Problem statement =>
From the passage on emotions and the will, extract the words from "In both cases—with" to "the human person." verbatim.

We also confuse emotional response to acts of the will, but they are not the same thing. An emotion is simply the mind and body’s response to a stimulus. Emotions, even so-called dark emotions—are not evil actions but interior signals. Someone insults me, and I feel angry because my personhood feels threatened. If I’m mature at all I can step back from the situation long enough to analyze what’s going on. In most cases, a simple insult is not really a threat to my well-being, only a threat to my ego. And I can choose not to act out of my anger because my thinking process determines that the wisest course is to let it go.
In another situation, someone close to me dies, and my response is grief. The prevailing culture considers it okay to cry during the first few days following the death; after that I’m supposed to “move on.” As someone who has acquired some spiritual and emotional intelligence over the years, I know that grief is a necessary stage that must be lived through and endured and allowed. So regardless of what others might think, I’ll just sit down and wail when the waves of grief wash over me, even if that happens months or years after the death.
In both cases—with the anger and the grief—I need to recognize what is happening, and then I need to choose how I will participate with my natural responses. If I don’t make a decision about the anger, I could get into a messy situation driven by temper. If I don’t make a decision about my grief, I could become ill from suppressing powerful physical and emotional processes inside me. In another situation, I may need to take some action because of whatever made me angry. And there are days when I may feel like crying but I’ve got children to care for and so I put off my good cry until after they’re down for a nap.
The point is, what goes on inside me happens for real reasons. Emotions and other inclinations can’t simply be willed away. They are part of the equipment God designed in the human person.
What my husband and I discovered, though, after talking awhile, is that we often threw out the baby with the bathwater when it came to dealing with what are considered the negative emotions. Because we tried to deny and suppress the anger, fear, melancholy, or whatever, we found it difficult to access anything else, such as joy, hope, or peace. And we recall very little joy or peace or hopefulness in our faith communities of those years. Little wonder—no one was allowed to pay attention to what was really happening inside them. People were afraid to be affected by their own emotions, no matter what they were.

Source material =>

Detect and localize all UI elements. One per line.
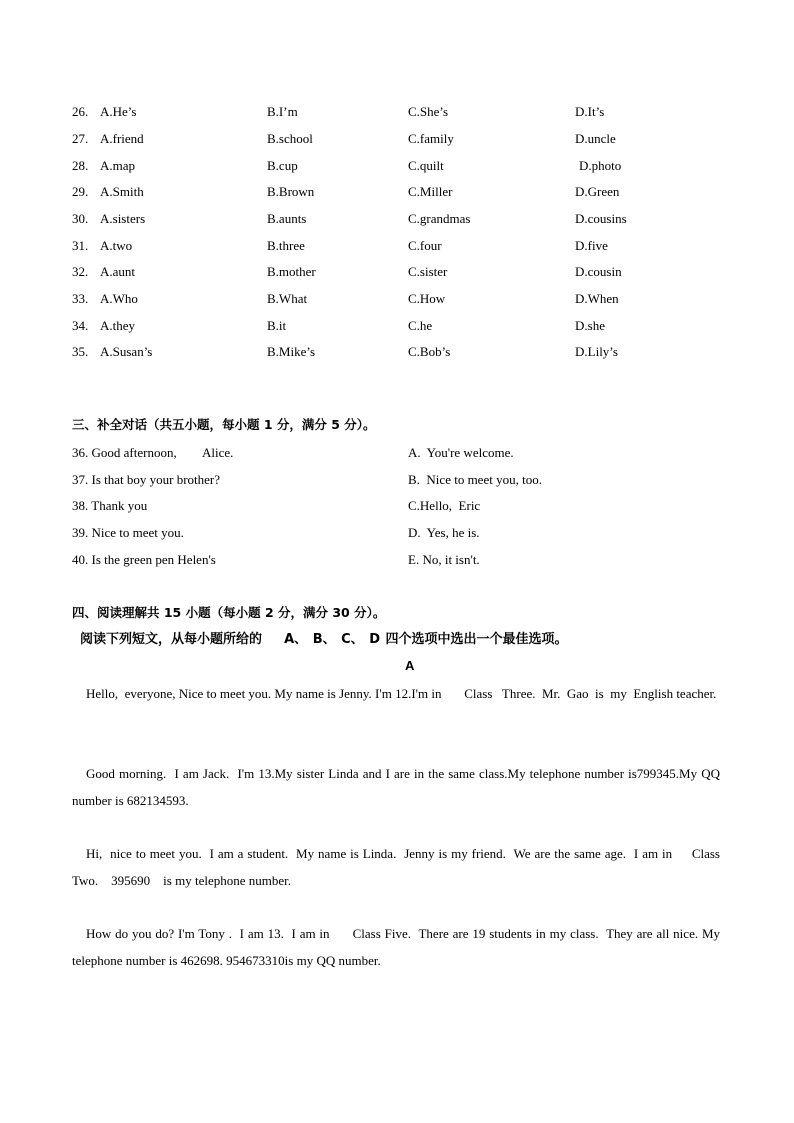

Exercise answer =>
In both cases—with the anger and the grief—I need to recognize what is happening, and then I need to choose how I will participate with my natural responses. If I don’t make a decision about the anger, I could get into a messy situation driven by temper. If I don’t make a decision about my grief, I could become ill from suppressing powerful physical and emotional processes inside me. In another situation, I may need to take some action because of whatever made me angry. And there are days when I may feel like crying but I’ve got children to care for and so I put off my good cry until after they’re down for a nap.
The point is, what goes on inside me happens for real reasons. Emotions and other inclinations can’t simply be willed away. They are part of the equipment God designed in the human person.